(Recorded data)
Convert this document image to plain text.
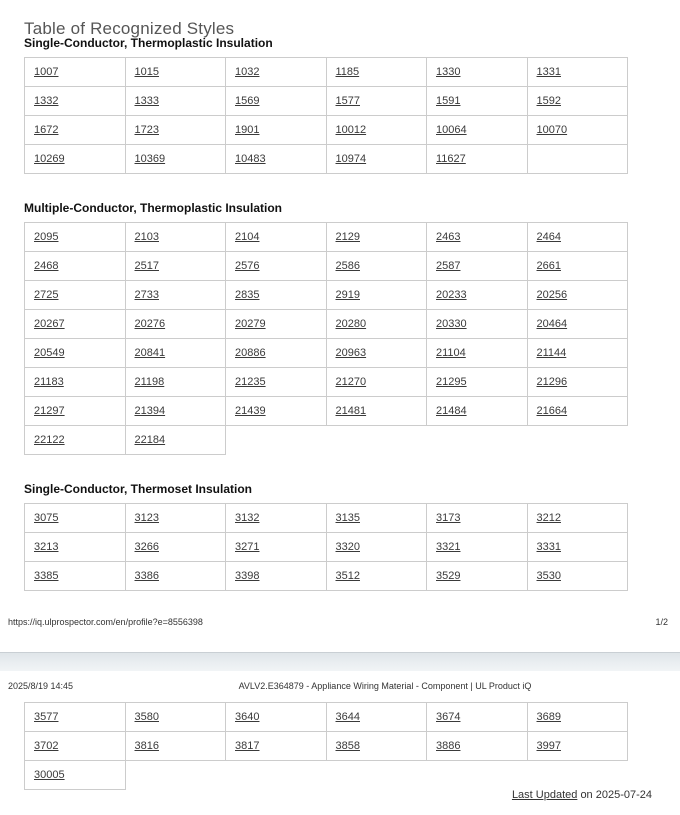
Table of Recognized Styles
Single-Conductor, Thermoplastic Insulation
1007	1015	1032	1185	1330	1331
1332	1333	1569	1577	1591	1592
1672	1723	1901	10012	10064	10070
10269	10369	10483	10974	11627	
Multiple-Conductor, Thermoplastic Insulation
2095	2103	2104	2129	2463	2464
2468	2517	2576	2586	2587	2661
2725	2733	2835	2919	20233	20256
20267	20276	20279	20280	20330	20464
20549	20841	20886	20963	21104	21144
21183	21198	21235	21270	21295	21296
21297	21394	21439	21481	21484	21664
22122	22184				
Single-Conductor, Thermoset Insulation
3075	3123	3132	3135	3173	3212
3213	3266	3271	3320	3321	3331
3385	3386	3398	3512	3529	3530
https://iq.ulprospector.com/en/profile?e=8556398	1/2
2025/8/19 14:45	AVLV2.E364879 - Appliance Wiring Material - Component | UL Product iQ
3577	3580	3640	3644	3674	3689
3702	3816	3817	3858	3886	3997
30005					
Last Updated on 2025-07-24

* Task
Go back to the records above and write them out exactly, without the pictures.

* The response
Convert this document image to plain text.
Table of Recognized Styles
Single-Conductor, Thermoplastic Insulation
1007	1015	1032	1185	1330	1331
1332	1333	1569	1577	1591	1592
1672	1723	1901	10012	10064	10070
10269	10369	10483	10974	11627	
Multiple-Conductor, Thermoplastic Insulation
2095	2103	2104	2129	2463	2464
2468	2517	2576	2586	2587	2661
2725	2733	2835	2919	20233	20256
20267	20276	20279	20280	20330	20464
20549	20841	20886	20963	21104	21144
21183	21198	21235	21270	21295	21296
21297	21394	21439	21481	21484	21664
22122	22184				
Single-Conductor, Thermoset Insulation
3075	3123	3132	3135	3173	3212
3213	3266	3271	3320	3321	3331
3385	3386	3398	3512	3529	3530
https://iq.ulprospector.com/en/profile?e=8556398	1/2
2025/8/19 14:45	AVLV2.E364879 - Appliance Wiring Material - Component | UL Product iQ
3577	3580	3640	3644	3674	3689
3702	3816	3817	3858	3886	3997
30005					
Last Updated on 2025-07-24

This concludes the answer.